Data entries:
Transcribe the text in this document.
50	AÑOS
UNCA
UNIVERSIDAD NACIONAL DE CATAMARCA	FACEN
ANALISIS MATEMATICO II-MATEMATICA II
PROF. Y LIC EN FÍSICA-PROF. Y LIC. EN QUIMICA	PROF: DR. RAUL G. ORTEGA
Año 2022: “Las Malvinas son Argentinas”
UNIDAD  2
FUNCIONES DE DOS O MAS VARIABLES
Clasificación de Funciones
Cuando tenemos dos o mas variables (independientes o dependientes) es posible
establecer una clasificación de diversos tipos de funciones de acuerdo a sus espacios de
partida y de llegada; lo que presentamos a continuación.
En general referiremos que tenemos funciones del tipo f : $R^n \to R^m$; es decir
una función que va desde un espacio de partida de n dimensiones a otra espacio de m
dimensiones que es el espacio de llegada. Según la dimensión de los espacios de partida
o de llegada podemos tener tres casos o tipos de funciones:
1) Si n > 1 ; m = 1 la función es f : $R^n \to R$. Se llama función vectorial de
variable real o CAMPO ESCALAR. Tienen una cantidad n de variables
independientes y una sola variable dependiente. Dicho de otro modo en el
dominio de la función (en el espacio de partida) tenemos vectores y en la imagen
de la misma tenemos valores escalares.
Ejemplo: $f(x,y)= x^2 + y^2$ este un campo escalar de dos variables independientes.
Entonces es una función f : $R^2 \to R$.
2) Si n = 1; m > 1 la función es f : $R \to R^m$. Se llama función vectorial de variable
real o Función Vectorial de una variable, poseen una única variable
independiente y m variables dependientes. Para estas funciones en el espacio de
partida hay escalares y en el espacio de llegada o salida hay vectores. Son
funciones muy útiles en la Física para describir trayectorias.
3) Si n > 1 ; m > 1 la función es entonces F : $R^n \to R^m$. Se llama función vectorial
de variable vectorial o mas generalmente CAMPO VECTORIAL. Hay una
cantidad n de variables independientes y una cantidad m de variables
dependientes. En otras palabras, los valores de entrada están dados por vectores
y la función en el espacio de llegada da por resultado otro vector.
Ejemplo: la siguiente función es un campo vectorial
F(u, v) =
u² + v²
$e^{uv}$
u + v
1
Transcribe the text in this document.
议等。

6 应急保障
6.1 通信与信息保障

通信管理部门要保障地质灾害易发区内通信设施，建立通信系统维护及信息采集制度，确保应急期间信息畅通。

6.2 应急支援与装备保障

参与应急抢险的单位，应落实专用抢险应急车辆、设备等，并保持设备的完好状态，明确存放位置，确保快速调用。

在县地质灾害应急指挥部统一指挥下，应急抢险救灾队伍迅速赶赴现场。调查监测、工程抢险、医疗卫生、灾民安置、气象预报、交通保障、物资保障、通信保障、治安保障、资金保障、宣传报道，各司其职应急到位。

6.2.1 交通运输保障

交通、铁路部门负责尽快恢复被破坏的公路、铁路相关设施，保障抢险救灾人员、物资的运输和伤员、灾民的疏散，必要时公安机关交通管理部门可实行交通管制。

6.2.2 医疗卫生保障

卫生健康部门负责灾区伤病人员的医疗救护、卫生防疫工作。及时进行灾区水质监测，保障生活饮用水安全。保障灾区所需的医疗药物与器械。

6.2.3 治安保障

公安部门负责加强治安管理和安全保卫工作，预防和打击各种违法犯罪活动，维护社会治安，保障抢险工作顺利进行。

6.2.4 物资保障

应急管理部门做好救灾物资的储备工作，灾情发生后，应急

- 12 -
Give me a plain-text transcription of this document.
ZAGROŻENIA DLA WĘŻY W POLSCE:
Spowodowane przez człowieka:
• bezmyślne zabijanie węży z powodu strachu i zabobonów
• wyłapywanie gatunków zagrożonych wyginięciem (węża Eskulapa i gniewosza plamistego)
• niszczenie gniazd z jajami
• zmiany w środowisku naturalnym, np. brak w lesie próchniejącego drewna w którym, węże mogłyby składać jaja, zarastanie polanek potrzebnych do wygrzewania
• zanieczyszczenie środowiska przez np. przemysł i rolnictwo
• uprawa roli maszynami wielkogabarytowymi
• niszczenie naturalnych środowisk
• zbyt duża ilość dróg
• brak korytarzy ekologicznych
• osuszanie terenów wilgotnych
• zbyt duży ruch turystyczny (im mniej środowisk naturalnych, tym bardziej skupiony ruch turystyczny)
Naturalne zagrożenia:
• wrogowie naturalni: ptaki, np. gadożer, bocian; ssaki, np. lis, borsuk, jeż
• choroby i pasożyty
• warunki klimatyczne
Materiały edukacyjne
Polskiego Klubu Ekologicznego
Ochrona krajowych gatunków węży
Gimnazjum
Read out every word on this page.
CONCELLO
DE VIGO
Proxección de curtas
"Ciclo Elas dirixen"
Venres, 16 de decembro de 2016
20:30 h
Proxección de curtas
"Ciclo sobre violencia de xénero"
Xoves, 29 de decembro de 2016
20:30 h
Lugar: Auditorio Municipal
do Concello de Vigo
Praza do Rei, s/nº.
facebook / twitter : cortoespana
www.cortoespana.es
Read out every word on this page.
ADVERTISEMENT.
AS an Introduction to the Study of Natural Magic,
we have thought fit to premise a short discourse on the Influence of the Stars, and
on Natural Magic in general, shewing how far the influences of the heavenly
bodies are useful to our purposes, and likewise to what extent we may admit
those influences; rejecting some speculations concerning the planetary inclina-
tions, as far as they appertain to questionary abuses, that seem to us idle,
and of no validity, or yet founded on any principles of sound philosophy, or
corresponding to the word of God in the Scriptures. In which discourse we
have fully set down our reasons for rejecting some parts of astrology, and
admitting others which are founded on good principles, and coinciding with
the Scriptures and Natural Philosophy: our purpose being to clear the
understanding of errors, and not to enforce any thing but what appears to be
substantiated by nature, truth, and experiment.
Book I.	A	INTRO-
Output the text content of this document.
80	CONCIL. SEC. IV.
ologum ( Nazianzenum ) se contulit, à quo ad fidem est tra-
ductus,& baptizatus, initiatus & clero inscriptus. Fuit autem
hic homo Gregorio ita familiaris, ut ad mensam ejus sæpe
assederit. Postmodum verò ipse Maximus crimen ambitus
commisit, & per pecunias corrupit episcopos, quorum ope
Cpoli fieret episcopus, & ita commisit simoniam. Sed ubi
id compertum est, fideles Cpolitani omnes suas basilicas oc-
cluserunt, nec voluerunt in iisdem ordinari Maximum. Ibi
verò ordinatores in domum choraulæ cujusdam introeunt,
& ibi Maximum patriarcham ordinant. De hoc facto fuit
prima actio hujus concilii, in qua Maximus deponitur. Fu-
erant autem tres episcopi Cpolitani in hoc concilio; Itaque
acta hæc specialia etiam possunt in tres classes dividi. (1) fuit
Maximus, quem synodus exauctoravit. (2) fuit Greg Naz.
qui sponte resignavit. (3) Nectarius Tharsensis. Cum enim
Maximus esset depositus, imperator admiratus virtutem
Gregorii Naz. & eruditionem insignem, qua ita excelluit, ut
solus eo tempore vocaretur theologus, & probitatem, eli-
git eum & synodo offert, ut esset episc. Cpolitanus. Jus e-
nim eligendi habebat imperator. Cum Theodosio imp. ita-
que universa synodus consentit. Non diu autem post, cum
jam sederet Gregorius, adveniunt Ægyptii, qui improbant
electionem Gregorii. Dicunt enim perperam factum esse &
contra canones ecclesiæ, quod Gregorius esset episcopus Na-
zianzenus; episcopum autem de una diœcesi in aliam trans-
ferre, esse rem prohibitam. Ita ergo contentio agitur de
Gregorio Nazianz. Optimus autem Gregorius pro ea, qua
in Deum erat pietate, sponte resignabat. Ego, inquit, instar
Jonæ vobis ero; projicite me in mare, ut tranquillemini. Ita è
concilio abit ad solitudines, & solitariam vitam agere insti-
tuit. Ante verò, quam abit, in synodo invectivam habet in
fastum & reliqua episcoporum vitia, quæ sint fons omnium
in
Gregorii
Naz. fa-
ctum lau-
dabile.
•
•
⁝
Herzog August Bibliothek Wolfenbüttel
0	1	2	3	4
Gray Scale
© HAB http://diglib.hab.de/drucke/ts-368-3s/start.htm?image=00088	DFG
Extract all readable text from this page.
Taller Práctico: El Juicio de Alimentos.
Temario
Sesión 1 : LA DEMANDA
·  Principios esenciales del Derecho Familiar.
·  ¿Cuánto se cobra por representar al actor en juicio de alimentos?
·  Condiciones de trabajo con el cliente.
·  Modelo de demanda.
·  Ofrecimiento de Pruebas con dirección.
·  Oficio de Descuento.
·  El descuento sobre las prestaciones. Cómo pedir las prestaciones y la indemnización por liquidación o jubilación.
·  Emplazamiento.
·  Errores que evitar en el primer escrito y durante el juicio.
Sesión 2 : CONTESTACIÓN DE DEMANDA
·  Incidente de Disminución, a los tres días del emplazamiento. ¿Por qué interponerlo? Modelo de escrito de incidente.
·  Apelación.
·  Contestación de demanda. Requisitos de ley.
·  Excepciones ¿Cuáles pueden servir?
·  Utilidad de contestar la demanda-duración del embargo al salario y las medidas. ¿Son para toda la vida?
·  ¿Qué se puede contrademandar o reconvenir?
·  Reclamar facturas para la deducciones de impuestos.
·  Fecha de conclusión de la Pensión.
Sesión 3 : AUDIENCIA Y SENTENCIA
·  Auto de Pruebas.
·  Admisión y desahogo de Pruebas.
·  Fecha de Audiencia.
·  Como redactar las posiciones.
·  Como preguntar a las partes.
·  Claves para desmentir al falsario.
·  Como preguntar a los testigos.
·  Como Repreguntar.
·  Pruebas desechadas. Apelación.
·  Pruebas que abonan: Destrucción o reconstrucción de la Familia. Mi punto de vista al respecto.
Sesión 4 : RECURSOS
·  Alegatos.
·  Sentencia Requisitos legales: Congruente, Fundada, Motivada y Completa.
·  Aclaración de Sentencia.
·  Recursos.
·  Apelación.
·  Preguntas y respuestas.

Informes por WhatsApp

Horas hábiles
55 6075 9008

= Your task =
Each line that holds the word "gatunków" should be extracted from the records.

= Complete answer =
• wyłapywanie gatunków zagrożonych wyginięciem (węża Eskulapa i gniewosza plamistego)
Ochrona krajowych gatunków węży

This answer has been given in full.